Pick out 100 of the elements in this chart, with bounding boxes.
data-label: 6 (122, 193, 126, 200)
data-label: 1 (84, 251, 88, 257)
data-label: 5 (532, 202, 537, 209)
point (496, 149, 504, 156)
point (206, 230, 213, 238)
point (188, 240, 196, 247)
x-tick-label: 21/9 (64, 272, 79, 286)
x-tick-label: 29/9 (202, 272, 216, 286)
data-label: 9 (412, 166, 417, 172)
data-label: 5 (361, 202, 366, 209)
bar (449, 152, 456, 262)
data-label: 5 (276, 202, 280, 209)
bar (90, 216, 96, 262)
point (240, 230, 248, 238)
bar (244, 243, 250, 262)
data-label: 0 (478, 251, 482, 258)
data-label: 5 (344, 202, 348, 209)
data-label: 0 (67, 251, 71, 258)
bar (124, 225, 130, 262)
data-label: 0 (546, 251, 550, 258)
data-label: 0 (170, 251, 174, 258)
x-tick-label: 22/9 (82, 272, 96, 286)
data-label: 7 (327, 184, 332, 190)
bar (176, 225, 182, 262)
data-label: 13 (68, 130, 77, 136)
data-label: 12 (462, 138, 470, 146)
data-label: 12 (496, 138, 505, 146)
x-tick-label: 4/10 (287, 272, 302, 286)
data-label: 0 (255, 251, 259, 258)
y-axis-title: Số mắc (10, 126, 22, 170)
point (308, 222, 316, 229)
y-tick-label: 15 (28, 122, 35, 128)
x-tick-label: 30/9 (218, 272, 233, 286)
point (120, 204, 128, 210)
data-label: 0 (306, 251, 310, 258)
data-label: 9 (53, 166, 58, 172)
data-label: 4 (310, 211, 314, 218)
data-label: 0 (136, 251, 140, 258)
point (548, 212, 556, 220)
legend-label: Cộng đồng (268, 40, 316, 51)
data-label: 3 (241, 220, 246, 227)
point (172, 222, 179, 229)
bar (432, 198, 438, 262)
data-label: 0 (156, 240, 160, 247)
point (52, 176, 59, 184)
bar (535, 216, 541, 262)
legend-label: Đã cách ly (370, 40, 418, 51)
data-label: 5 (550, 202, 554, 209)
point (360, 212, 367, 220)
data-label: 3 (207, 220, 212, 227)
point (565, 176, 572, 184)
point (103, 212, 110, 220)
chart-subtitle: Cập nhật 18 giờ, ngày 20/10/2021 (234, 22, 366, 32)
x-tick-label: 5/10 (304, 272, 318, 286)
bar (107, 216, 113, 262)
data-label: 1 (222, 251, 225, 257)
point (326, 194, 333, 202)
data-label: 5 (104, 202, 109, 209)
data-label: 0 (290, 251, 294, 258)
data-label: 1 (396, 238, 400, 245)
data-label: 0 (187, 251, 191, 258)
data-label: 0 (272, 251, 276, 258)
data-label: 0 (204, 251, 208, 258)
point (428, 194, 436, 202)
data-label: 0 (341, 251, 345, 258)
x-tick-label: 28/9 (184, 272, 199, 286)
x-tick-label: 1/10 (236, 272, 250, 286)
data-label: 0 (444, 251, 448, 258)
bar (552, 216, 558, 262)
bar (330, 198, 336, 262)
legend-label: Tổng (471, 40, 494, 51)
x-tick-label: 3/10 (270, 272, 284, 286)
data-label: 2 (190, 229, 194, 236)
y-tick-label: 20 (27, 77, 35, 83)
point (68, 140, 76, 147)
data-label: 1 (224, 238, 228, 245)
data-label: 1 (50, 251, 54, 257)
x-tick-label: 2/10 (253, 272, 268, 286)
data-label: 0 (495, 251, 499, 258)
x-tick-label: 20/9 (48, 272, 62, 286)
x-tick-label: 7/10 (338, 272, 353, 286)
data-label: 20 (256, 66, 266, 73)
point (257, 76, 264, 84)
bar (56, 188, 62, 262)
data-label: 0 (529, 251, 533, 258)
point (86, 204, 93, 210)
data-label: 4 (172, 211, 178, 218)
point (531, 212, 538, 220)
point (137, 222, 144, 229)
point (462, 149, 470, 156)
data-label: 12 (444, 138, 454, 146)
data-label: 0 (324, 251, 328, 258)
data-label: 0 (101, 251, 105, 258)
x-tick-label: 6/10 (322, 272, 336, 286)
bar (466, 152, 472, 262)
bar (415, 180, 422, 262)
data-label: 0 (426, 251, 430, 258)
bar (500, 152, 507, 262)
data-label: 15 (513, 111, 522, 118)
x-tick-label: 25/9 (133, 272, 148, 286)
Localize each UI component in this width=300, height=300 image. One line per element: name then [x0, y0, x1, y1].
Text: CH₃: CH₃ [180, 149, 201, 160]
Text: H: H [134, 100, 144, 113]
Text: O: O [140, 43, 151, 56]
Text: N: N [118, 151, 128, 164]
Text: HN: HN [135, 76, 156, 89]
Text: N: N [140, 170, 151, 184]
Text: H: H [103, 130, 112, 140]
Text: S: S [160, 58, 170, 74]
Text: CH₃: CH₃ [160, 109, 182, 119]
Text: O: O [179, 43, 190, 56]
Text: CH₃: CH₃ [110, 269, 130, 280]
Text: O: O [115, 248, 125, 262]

- - - - -

AIM: Reproduce the material above verbatim, beginning at its first line and stopping after the line that contains "data-label: 1 (222, 251, 225, 257)", with both of those lines included.

RESPONSE TO THE EXERCISE:
Pick out 100 of the elements in this chart, with bounding boxes.
data-label: 6 (122, 193, 126, 200)
data-label: 1 (84, 251, 88, 257)
data-label: 5 (532, 202, 537, 209)
point (496, 149, 504, 156)
point (206, 230, 213, 238)
point (188, 240, 196, 247)
x-tick-label: 21/9 (64, 272, 79, 286)
x-tick-label: 29/9 (202, 272, 216, 286)
data-label: 9 (412, 166, 417, 172)
data-label: 5 (361, 202, 366, 209)
bar (449, 152, 456, 262)
data-label: 5 (276, 202, 280, 209)
bar (90, 216, 96, 262)
point (240, 230, 248, 238)
bar (244, 243, 250, 262)
data-label: 0 (478, 251, 482, 258)
data-label: 5 (344, 202, 348, 209)
data-label: 0 (67, 251, 71, 258)
bar (124, 225, 130, 262)
data-label: 0 (546, 251, 550, 258)
data-label: 0 (170, 251, 174, 258)
x-tick-label: 22/9 (82, 272, 96, 286)
data-label: 7 (327, 184, 332, 190)
bar (176, 225, 182, 262)
data-label: 13 (68, 130, 77, 136)
data-label: 12 (462, 138, 470, 146)
data-label: 12 (496, 138, 505, 146)
x-tick-label: 4/10 (287, 272, 302, 286)
data-label: 0 (255, 251, 259, 258)
y-axis-title: Số mắc (10, 126, 22, 170)
point (308, 222, 316, 229)
y-tick-label: 15 (28, 122, 35, 128)
x-tick-label: 30/9 (218, 272, 233, 286)
point (120, 204, 128, 210)
data-label: 0 (306, 251, 310, 258)
data-label: 9 (53, 166, 58, 172)
data-label: 4 (310, 211, 314, 218)
data-label: 0 (136, 251, 140, 258)
point (548, 212, 556, 220)
legend-label: Cộng đồng (268, 40, 316, 51)
data-label: 3 (241, 220, 246, 227)
point (172, 222, 179, 229)
bar (432, 198, 438, 262)
data-label: 0 (156, 240, 160, 247)
point (52, 176, 59, 184)
bar (535, 216, 541, 262)
legend-label: Đã cách ly (370, 40, 418, 51)
data-label: 5 (550, 202, 554, 209)
point (360, 212, 367, 220)
data-label: 3 (207, 220, 212, 227)
point (565, 176, 572, 184)
point (103, 212, 110, 220)
chart-subtitle: Cập nhật 18 giờ, ngày 20/10/2021 (234, 22, 366, 32)
x-tick-label: 5/10 (304, 272, 318, 286)
bar (107, 216, 113, 262)
data-label: 1 (222, 251, 225, 257)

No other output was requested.